• [AIM OF THE EXERCISE]:
Check every line below for the word "Lerolle" and copy each one that has it.

======== RECORDS SHOWN

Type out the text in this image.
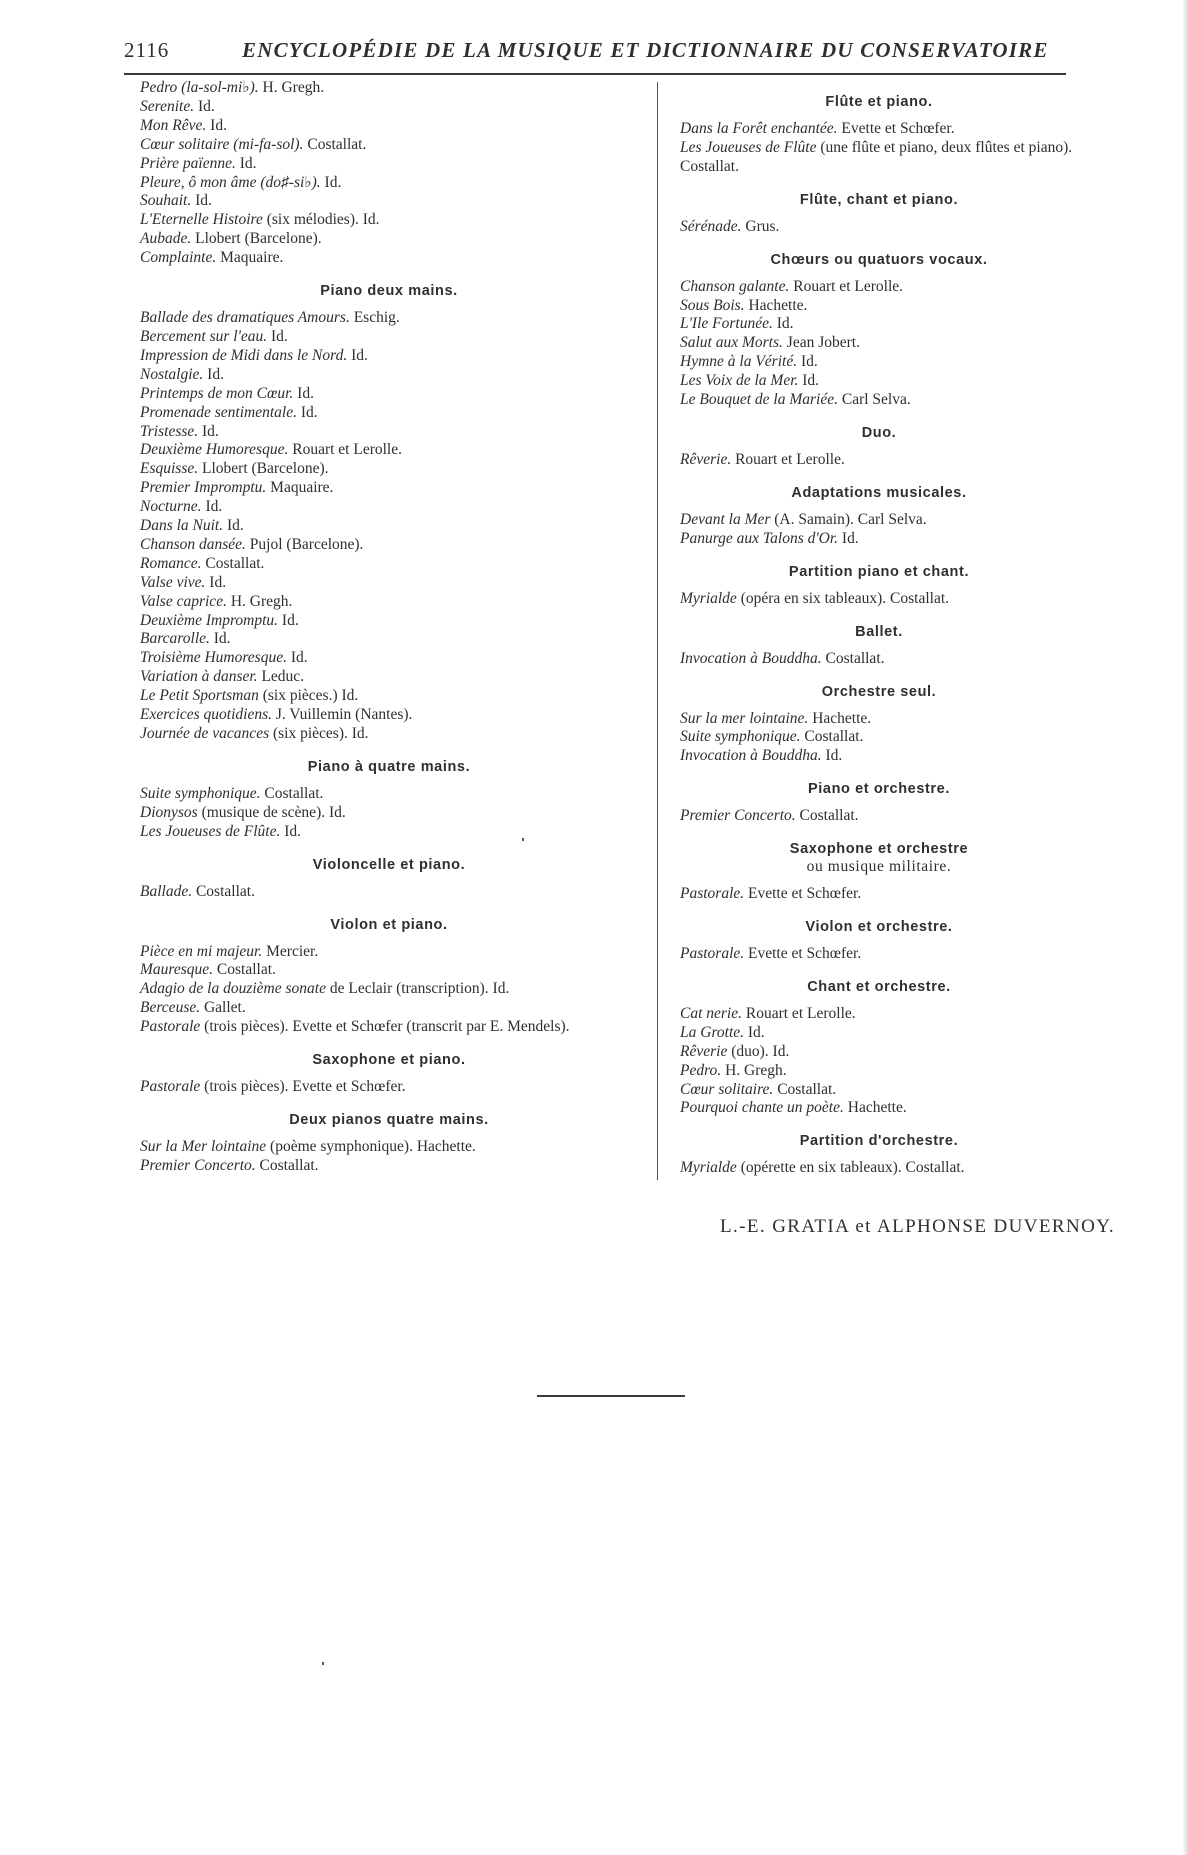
2116	ENCYCLOPÉDIE DE LA MUSIQUE ET DICTIONNAIRE DU CONSERVATOIRE
Pedro (la-sol-mi♭). H. Gregh.
Serenite. Id.
Mon Rêve. Id.
Cœur solitaire (mi-fa-sol). Costallat.
Prière païenne. Id.
Pleure, ô mon âme (do♯-si♭). Id.
Souhait. Id.
L'Eternelle Histoire (six mélodies). Id.
Aubade. Llobert (Barcelone).
Complainte. Maquaire.
Piano deux mains.
Ballade des dramatiques Amours. Eschig.
Bercement sur l'eau. Id.
Impression de Midi dans le Nord. Id.
Nostalgie. Id.
Printemps de mon Cœur. Id.
Promenade sentimentale. Id.
Tristesse. Id.
Deuxième Humoresque. Rouart et Lerolle.
Esquisse. Llobert (Barcelone).
Premier Impromptu. Maquaire.
Nocturne. Id.
Dans la Nuit. Id.
Chanson dansée. Pujol (Barcelone).
Romance. Costallat.
Valse vive. Id.
Valse caprice. H. Gregh.
Deuxième Impromptu. Id.
Barcarolle. Id.
Troisième Humoresque. Id.
Variation à danser. Leduc.
Le Petit Sportsman (six pièces.) Id.
Exercices quotidiens. J. Vuillemin (Nantes).
Journée de vacances (six pièces). Id.
Piano à quatre mains.
Suite symphonique. Costallat.
Dionysos (musique de scène). Id.
Les Joueuses de Flûte. Id.
Violoncelle et piano.
Ballade. Costallat.
Violon et piano.
Pièce en mi majeur. Mercier.
Mauresque. Costallat.
Adagio de la douzième sonate de Leclair (transcription). Id.
Berceuse. Gallet.
Pastorale (trois pièces). Evette et Schœfer (transcrit par E. Mendels).
Saxophone et piano.
Pastorale (trois pièces). Evette et Schœfer.
Deux pianos quatre mains.
Sur la Mer lointaine (poème symphonique). Hachette.
Premier Concerto. Costallat.
Flûte et piano.
Dans la Forêt enchantée. Evette et Schœfer.
Les Joueuses de Flûte (une flûte et piano, deux flûtes et piano). Costallat.
Flûte, chant et piano.
Sérénade. Grus.
Chœurs ou quatuors vocaux.
Chanson galante. Rouart et Lerolle.
Sous Bois. Hachette.
L'Ile Fortunée. Id.
Salut aux Morts. Jean Jobert.
Hymne à la Vérité. Id.
Les Voix de la Mer. Id.
Le Bouquet de la Mariée. Carl Selva.
Duo.
Rêverie. Rouart et Lerolle.
Adaptations musicales.
Devant la Mer (A. Samain). Carl Selva.
Panurge aux Talons d'Or. Id.
Partition piano et chant.
Myrialde (opéra en six tableaux). Costallat.
Ballet.
Invocation à Bouddha. Costallat.
Orchestre seul.
Sur la mer lointaine. Hachette.
Suite symphonique. Costallat.
Invocation à Bouddha. Id.
Piano et orchestre.
Premier Concerto. Costallat.
Saxophone et orchestre
ou musique militaire.
Pastorale. Evette et Schœfer.
Violon et orchestre.
Pastorale. Evette et Schœfer.
Chant et orchestre.
Cat nerie. Rouart et Lerolle.
La Grotte. Id.
Rêverie (duo). Id.
Pedro. H. Gregh.
Cœur solitaire. Costallat.
Pourquoi chante un poète. Hachette.
Partition d'orchestre.
Myrialde (opérette en six tableaux). Costallat.
L.-E. GRATIA et ALPHONSE DUVERNOY.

================

• [REPLY TO THE EXERCISE]:
Deuxième Humoresque. Rouart et Lerolle.
Chanson galante. Rouart et Lerolle.
Rêverie. Rouart et Lerolle.
Cat nerie. Rouart et Lerolle.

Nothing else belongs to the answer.